DO THIS
Gather all lines from the material that contain "noch".

╭─ PROVIDED DATA

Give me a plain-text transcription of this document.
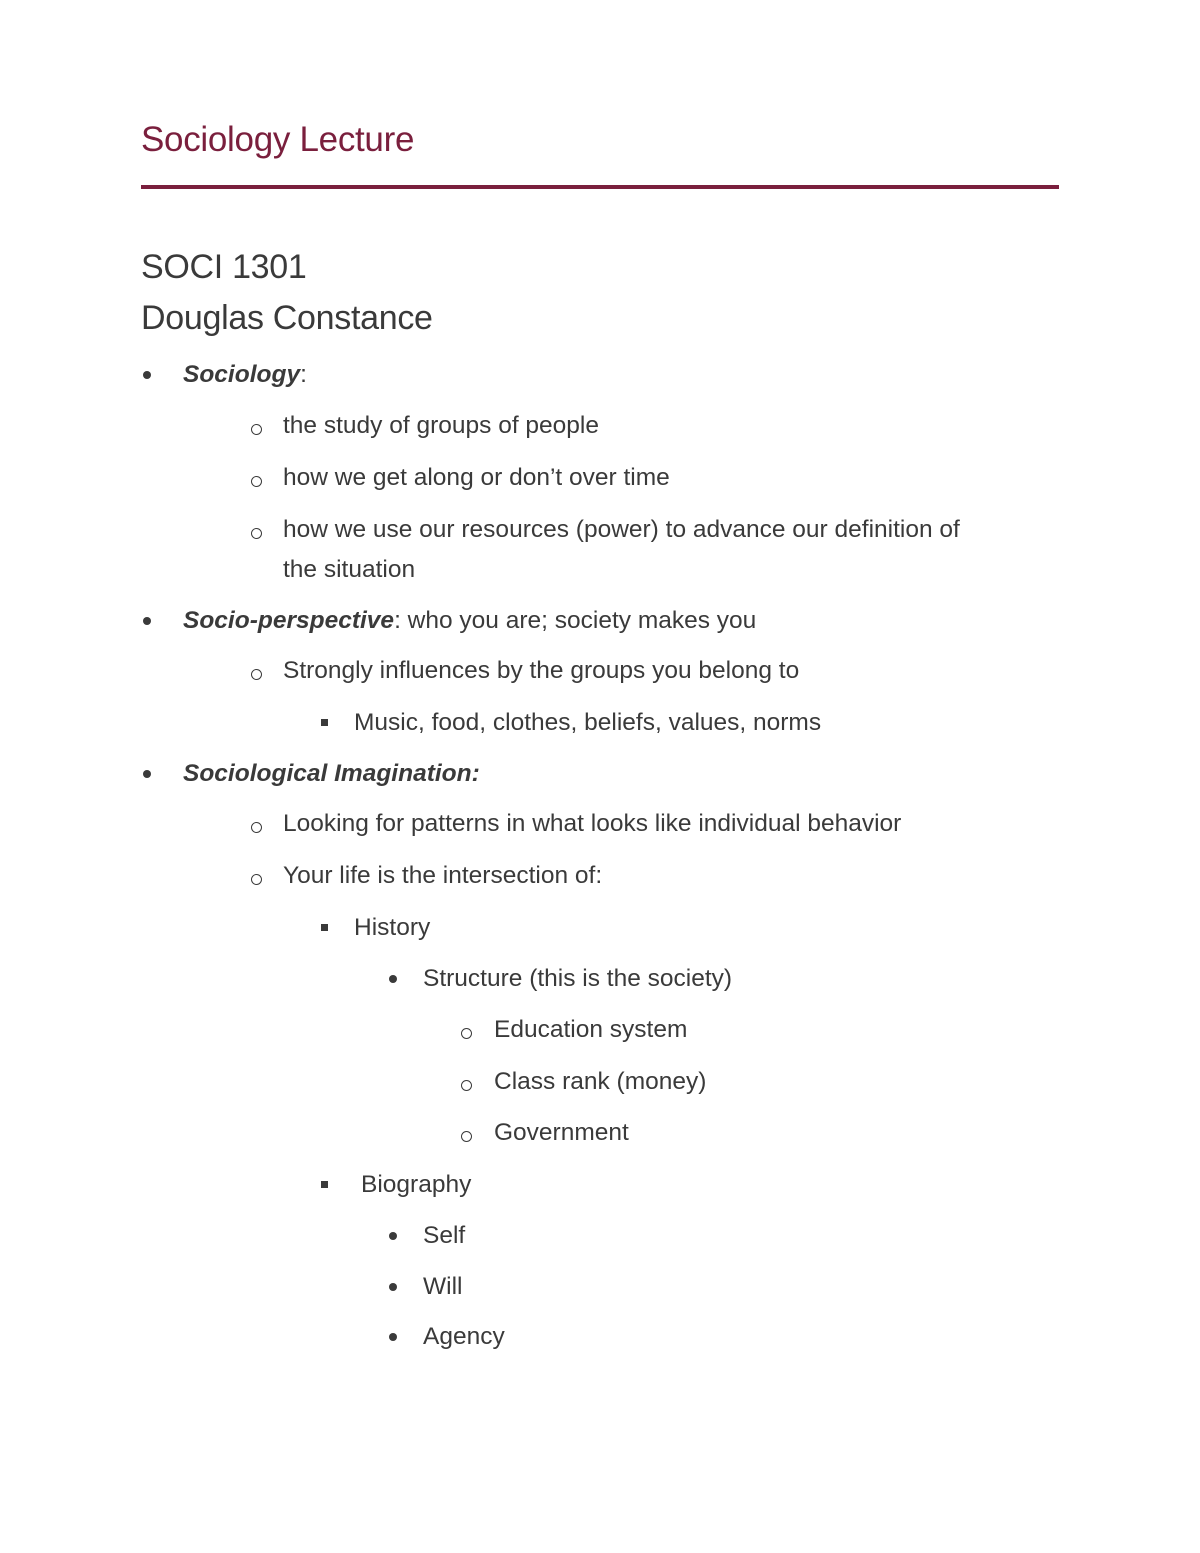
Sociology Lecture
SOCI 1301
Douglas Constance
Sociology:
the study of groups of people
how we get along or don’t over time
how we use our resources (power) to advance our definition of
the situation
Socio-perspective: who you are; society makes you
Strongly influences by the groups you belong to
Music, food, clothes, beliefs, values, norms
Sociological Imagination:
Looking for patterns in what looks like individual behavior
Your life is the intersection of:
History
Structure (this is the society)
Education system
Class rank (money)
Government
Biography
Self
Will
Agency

╰─
╭─ PROVIDED DATA

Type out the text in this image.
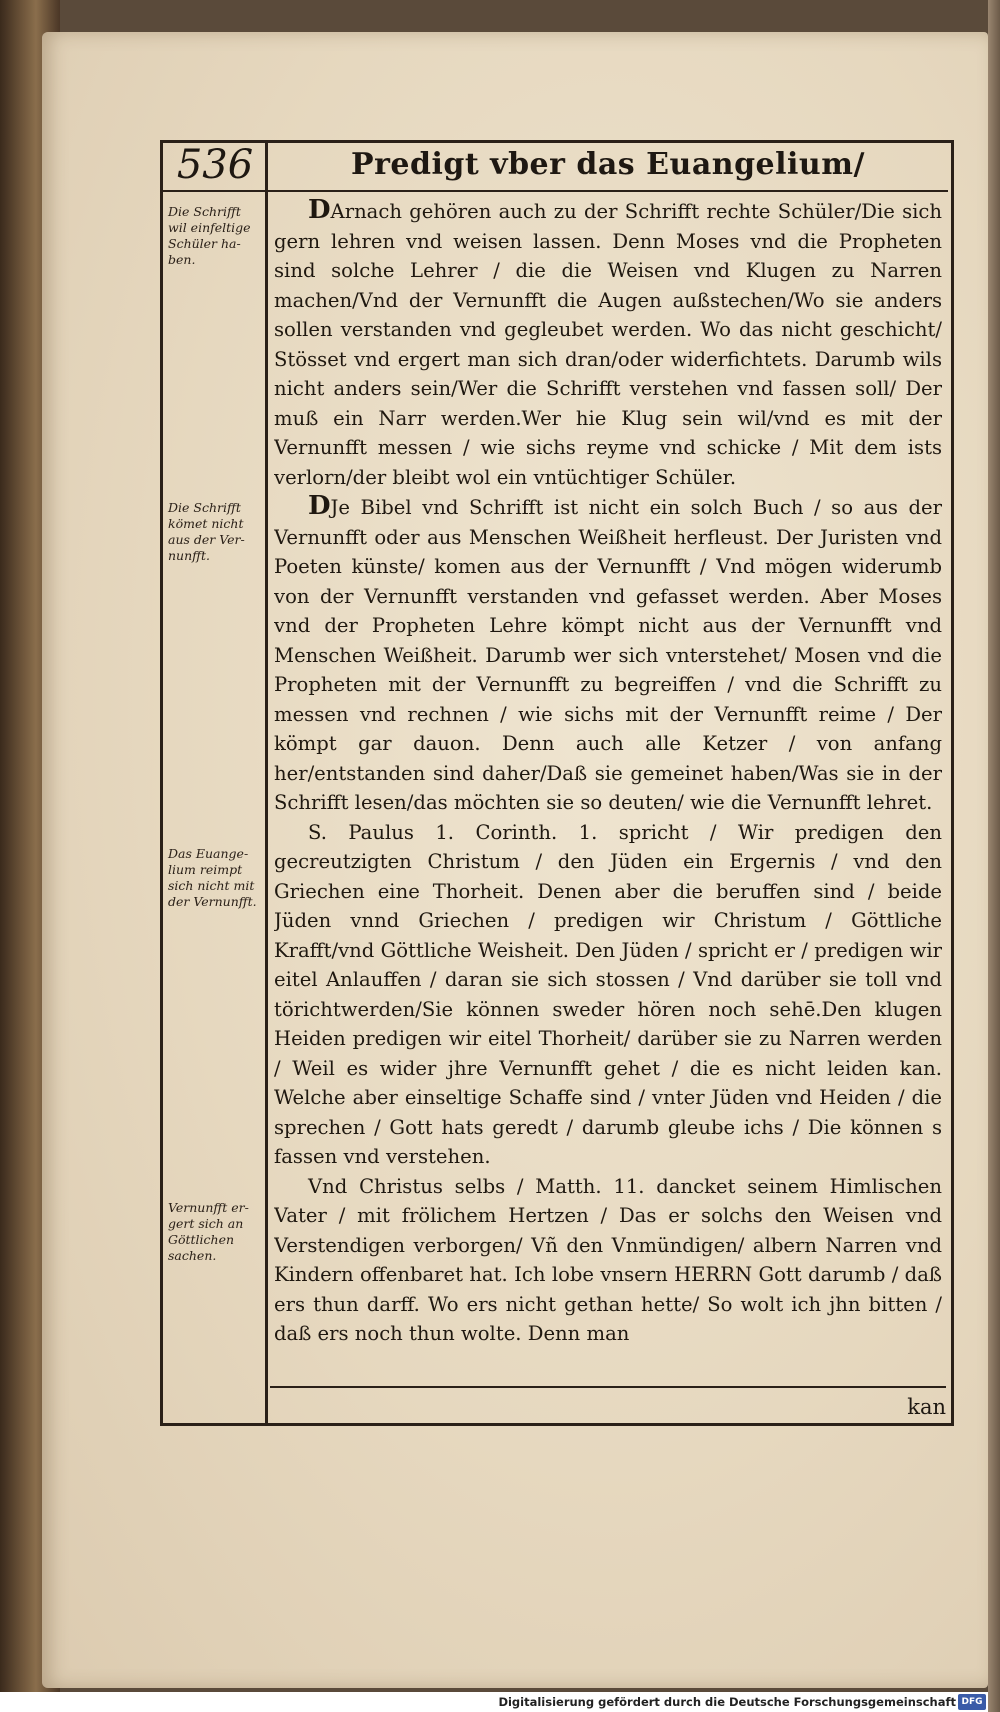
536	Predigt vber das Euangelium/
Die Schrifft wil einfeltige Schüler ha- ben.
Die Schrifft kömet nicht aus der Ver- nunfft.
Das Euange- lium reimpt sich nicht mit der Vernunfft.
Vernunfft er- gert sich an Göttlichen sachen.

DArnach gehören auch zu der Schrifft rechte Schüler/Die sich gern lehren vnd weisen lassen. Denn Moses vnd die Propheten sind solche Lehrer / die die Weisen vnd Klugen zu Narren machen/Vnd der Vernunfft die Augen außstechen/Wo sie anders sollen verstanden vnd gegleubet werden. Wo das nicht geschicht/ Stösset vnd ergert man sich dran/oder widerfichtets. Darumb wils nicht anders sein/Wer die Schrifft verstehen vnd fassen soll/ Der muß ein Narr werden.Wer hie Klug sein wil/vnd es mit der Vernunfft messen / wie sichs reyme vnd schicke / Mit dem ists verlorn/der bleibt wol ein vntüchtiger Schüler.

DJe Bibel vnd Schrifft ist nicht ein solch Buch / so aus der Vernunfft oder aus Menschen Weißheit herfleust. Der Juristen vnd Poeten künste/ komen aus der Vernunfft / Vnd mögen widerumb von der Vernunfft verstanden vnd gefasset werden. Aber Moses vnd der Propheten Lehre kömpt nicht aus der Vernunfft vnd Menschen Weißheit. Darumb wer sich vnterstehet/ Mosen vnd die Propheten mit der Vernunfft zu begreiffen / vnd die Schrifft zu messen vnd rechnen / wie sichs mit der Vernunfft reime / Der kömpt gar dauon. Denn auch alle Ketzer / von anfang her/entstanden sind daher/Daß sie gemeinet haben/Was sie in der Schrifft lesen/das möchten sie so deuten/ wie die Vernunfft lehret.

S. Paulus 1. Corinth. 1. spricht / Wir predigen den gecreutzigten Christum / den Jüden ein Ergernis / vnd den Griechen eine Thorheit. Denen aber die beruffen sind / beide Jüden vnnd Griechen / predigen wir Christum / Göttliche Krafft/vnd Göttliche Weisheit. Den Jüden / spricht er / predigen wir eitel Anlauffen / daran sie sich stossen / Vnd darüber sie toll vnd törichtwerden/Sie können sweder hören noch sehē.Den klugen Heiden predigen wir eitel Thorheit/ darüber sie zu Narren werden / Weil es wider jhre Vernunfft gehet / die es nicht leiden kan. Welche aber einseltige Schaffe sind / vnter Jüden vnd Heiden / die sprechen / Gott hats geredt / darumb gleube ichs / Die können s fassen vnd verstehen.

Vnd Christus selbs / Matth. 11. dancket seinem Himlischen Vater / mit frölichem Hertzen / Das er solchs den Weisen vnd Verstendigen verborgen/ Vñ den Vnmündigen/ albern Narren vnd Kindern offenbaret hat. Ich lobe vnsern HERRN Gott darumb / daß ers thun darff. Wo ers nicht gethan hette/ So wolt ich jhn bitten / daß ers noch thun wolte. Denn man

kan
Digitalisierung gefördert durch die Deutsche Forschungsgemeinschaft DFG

╰─

REPLY
S. Paulus 1. Corinth. 1. spricht / Wir predigen den gecreutzigten Christum / den Jüden ein Ergernis / vnd den Griechen eine Thorheit. Denen aber die beruffen sind / beide Jüden vnnd Griechen / predigen wir Christum / Göttliche Krafft/vnd Göttliche Weisheit. Den Jüden / spricht er / predigen wir eitel Anlauffen / daran sie sich stossen / Vnd darüber sie toll vnd törichtwerden/Sie können sweder hören noch sehē.Den klugen Heiden predigen wir eitel Thorheit/ darüber sie zu Narren werden / Weil es wider jhre Vernunfft gehet / die es nicht leiden kan. Welche aber einseltige Schaffe sind / vnter Jüden vnd Heiden / die sprechen / Gott hats geredt / darumb gleube ichs / Die können s fassen vnd verstehen.
Vnd Christus selbs / Matth. 11. dancket seinem Himlischen Vater / mit frölichem Hertzen / Das er solchs den Weisen vnd Verstendigen verborgen/ Vñ den Vnmündigen/ albern Narren vnd Kindern offenbaret hat. Ich lobe vnsern HERRN Gott darumb / daß ers thun darff. Wo ers nicht gethan hette/ So wolt ich jhn bitten / daß ers noch thun wolte. Denn man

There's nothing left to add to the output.